Only lines with the word "Save" are needed; collect each of them from the listing below.
-- Start --
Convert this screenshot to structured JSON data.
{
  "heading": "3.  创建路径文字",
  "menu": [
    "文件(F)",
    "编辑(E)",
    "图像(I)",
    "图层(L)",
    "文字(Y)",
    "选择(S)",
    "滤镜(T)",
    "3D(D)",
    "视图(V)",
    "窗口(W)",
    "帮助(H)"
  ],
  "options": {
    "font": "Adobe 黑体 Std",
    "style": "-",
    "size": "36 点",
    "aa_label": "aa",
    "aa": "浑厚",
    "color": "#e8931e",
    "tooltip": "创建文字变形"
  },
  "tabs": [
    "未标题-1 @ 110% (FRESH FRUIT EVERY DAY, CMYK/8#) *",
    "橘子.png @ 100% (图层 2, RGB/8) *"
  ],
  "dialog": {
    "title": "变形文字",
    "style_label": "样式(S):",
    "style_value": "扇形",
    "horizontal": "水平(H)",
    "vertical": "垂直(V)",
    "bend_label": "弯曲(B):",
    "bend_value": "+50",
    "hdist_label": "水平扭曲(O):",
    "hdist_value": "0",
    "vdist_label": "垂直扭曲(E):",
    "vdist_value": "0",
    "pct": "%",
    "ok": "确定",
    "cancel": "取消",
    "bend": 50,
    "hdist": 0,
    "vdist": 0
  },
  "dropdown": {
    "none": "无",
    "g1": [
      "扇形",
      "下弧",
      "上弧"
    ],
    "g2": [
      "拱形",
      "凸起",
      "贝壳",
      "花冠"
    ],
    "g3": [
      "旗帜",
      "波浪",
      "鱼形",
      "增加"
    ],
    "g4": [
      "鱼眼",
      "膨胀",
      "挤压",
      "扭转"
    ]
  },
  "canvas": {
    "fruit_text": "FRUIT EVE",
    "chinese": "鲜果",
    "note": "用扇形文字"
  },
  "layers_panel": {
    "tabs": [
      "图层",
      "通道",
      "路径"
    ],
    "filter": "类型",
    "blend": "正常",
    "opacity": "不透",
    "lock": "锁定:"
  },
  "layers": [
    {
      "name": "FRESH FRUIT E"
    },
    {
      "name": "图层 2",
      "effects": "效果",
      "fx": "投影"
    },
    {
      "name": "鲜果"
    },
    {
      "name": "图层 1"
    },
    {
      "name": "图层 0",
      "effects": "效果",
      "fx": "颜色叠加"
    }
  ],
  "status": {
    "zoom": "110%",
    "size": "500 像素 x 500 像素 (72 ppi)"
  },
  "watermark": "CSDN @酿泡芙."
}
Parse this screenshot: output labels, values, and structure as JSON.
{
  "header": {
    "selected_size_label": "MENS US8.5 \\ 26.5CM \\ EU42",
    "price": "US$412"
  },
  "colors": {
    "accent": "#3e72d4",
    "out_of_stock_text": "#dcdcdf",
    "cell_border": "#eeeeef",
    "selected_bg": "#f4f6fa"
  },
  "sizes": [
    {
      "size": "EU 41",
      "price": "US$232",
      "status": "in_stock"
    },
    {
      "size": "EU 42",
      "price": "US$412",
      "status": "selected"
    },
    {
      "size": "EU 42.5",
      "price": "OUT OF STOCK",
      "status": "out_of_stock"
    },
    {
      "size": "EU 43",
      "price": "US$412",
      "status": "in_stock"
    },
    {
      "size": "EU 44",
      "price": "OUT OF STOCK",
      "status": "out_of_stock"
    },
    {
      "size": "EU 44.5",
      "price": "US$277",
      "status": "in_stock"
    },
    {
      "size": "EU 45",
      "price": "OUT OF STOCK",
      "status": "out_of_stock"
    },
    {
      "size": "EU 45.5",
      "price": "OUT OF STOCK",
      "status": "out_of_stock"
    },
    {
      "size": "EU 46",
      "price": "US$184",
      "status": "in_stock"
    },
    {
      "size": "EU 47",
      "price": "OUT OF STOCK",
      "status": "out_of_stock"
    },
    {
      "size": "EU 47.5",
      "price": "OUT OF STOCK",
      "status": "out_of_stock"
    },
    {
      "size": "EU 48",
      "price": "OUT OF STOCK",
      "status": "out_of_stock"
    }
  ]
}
-- End --
-- Start --
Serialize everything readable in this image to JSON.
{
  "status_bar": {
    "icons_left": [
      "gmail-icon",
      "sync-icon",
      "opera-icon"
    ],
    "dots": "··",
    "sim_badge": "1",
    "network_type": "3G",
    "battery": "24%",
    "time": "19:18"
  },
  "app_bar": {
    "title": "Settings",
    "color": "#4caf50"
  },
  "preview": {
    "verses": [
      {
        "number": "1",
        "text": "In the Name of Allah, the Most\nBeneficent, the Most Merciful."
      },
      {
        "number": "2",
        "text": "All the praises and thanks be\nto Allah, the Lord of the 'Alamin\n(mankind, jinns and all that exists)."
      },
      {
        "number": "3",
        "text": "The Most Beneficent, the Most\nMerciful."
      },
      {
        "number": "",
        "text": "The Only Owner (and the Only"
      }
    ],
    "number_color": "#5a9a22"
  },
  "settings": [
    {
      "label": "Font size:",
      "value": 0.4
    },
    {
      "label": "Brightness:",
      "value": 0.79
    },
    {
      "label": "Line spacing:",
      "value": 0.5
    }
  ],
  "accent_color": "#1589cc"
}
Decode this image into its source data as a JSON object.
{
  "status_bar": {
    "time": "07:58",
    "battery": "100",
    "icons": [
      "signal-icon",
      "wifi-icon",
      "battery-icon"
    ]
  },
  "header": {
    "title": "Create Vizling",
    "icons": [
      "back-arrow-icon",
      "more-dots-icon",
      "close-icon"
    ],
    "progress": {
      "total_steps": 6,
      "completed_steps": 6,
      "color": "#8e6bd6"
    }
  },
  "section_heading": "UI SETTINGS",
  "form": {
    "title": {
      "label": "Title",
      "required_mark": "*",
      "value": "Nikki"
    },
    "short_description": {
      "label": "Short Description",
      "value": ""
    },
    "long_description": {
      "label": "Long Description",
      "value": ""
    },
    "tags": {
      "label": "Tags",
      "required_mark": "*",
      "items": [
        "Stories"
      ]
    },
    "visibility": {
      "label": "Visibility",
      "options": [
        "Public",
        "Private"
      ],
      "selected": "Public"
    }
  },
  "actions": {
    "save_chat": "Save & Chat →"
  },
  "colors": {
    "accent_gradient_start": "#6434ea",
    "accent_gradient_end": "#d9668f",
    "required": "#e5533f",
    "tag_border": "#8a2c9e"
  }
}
-- End --
-- Start --
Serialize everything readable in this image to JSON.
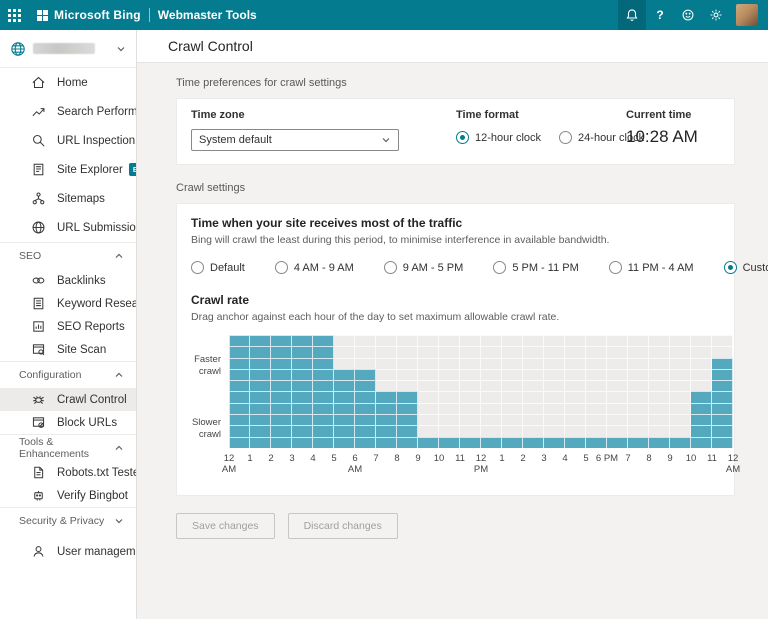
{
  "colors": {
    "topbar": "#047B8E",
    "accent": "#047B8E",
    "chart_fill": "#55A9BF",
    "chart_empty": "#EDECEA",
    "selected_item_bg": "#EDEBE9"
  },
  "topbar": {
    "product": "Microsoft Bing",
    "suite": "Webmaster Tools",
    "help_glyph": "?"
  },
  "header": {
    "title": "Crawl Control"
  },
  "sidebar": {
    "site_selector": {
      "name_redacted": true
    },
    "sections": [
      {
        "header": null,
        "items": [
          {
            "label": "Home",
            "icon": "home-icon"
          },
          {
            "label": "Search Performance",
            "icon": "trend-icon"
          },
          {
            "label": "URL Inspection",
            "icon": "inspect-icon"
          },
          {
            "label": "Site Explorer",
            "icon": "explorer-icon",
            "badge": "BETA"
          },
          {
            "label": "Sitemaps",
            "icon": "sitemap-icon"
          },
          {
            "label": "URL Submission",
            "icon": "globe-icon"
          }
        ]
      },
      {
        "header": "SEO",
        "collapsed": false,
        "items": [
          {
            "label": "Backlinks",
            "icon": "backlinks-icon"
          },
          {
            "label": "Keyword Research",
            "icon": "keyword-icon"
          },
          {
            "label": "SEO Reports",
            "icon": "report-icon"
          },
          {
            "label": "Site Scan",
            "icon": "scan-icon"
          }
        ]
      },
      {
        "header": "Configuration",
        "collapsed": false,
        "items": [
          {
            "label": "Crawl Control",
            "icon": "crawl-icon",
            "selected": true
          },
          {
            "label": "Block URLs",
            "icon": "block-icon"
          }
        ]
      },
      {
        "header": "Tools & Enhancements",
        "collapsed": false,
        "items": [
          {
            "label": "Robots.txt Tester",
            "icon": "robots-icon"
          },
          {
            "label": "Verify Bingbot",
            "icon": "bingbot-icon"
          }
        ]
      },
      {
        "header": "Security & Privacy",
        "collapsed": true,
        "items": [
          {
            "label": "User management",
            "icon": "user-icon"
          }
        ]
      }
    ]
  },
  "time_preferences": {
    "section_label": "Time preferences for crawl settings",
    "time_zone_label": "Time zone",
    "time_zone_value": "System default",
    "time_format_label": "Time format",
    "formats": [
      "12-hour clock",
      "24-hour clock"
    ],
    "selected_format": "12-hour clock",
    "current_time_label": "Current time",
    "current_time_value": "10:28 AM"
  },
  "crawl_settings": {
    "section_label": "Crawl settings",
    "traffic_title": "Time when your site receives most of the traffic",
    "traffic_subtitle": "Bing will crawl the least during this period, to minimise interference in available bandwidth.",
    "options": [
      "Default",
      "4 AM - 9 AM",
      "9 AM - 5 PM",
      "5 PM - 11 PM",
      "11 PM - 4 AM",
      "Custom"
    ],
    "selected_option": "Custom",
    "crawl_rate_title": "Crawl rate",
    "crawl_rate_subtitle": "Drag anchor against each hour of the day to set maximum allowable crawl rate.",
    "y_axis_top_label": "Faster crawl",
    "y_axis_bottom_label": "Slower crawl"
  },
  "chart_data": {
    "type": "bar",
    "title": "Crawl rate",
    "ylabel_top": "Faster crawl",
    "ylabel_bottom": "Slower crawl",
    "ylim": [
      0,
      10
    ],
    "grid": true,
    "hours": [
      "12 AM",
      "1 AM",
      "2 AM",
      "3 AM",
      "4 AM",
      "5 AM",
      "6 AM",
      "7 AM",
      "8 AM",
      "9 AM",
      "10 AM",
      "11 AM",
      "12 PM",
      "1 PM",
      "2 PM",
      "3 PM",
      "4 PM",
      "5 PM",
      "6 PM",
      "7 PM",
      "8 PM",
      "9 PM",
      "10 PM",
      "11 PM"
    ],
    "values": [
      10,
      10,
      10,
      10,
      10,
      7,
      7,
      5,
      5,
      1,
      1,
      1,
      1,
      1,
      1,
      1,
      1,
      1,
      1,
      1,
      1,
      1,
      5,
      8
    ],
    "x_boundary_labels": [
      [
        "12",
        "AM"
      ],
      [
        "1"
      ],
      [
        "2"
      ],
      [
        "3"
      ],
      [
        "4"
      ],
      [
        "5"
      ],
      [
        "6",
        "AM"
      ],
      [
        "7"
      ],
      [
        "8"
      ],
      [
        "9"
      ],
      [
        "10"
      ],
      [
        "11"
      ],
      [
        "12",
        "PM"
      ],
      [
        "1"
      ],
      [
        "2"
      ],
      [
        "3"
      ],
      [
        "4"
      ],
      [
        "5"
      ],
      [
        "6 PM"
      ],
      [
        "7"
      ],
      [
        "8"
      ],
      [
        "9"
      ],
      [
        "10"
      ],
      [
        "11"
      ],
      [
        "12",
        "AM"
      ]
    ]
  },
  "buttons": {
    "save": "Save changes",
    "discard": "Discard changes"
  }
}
-- End --
SOLUTION TO THIS TASK:
    "save_chat": "Save & Chat →"
    "save": "Save changes",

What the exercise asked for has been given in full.